▶ [TASK ITEM]:
Answer these questions from the list of TRH forms below.
(a) Membership in which organization is required to be eligible for TRH Health Plans coverage?
(b) What must be attached to the Prescription Drug Claim Form?
(c) How long must a person have gone without using tobacco to request a change to a non-tobacco rate?

Certification of Dependency - Complete this form and mail it to TRH to verify your dependent's eligibility. It is important to verify that your dependents between the ages of 18 and 23 continue to be eligible on your coverage. You should notify TRH immediately of any change of status for your dependents.

Membership Application and Agreement - Complete this form to apply for membership to the Tennessee Farm Bureau. Membership is necessary to be eligible for coverage by TRH Health Plans.

Notice of Privacy Practices - This notice explains your rights to privacy and how TRH may use your protected health care information.

Other Insurance Form - You should always keep TRH informed of other insurance that you and your dependents may have as TRH coverage contains a coordination of benefits provision. Complete this form and mail it to TRH when you obtain other insurance.

Medical Request Form (age 40 and older) - If applying for coverage, this medical request form contains the medical information required for individuals age 40 and older.

Medical Request Form (age 25 months and under) - If applying for coverage, this medical request form contains the medical information required for children age 25 months and under.

Personal Representative Form - Your completion of this form allows you to designate someone as your personal representative on your TRH health care coverage.

Health Coverage Claim Form - Most providers will file health care claims for you. However, should you need to file a claim, please complete this form.

Prescription Drug Claim Form -To file prescription drug claims, complete this form and attach your prescription receipt or a print-out of your prescriptions signed by your pharmacist.

Request for Reconsideration of Benefit Exclusion Rider - This form is for you to complete when submitting a request for reconsideration of a benefit exclusion rider that has been placed on you or any dependents. Please use one form per rider being reviewed.

Request for Reconsideration of Declined Coverage - This form is for you to complete when submitting a request for reconsideration of declined coverage for you or any dependents.

Request for Reconsideration of Rate - This form is for you to complete when submitting a request for reconsideration of your rate for coverage.

Request for Reconsideration of Tobacco Rate - This form is for you to complete and submit if you (or anyone on your contract) have not used tobacco in over 3 years and would like to send a request to change to a non-tobacco rate.

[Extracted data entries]
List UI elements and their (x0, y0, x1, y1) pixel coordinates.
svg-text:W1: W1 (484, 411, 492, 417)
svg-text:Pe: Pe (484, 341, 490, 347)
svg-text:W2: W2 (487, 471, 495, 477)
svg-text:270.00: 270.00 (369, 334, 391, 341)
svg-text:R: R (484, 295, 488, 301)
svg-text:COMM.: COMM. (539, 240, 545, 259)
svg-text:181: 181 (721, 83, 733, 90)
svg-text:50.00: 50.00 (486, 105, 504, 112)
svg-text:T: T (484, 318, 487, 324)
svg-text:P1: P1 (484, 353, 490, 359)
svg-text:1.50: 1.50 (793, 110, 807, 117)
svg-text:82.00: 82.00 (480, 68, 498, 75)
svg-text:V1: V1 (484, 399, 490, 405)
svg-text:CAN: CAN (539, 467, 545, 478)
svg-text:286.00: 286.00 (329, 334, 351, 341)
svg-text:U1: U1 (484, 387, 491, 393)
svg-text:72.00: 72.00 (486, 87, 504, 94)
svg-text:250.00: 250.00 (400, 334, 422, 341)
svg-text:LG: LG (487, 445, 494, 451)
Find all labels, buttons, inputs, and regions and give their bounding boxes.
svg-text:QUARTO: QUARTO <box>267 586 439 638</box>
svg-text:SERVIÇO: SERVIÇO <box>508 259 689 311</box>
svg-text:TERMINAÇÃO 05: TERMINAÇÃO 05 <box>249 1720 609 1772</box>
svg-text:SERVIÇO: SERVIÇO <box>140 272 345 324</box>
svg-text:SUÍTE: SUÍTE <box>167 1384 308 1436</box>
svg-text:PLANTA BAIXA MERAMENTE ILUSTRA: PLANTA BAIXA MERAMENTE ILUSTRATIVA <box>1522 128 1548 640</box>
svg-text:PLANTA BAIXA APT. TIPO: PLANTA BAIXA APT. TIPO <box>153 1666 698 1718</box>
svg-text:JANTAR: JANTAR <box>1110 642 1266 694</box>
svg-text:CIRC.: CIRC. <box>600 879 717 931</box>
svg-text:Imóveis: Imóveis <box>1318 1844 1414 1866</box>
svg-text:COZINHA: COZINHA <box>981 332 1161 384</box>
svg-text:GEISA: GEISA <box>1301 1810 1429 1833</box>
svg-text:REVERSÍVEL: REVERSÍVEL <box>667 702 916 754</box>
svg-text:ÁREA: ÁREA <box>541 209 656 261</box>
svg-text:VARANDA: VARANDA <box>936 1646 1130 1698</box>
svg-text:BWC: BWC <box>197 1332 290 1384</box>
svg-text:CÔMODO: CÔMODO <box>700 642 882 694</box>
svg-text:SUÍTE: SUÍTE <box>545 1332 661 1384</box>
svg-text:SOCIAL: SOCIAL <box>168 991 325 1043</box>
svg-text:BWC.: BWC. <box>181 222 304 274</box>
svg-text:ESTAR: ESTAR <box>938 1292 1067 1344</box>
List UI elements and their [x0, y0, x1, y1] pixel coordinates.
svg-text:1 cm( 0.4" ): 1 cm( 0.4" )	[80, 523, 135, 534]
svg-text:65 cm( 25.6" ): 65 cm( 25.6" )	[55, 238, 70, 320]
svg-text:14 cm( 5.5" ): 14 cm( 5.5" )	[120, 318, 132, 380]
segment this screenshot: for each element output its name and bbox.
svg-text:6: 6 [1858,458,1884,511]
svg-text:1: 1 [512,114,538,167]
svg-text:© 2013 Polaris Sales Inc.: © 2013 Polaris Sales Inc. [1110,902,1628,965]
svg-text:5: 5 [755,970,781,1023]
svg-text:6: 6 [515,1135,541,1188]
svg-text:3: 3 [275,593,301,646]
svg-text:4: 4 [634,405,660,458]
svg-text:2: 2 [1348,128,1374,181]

▶ [FINISHED EXERCISE]:
(a) The Tennessee Farm Bureau.
(b) The prescription receipt or a print-out of the prescriptions signed by the pharmacist.
(c) Over 3 years.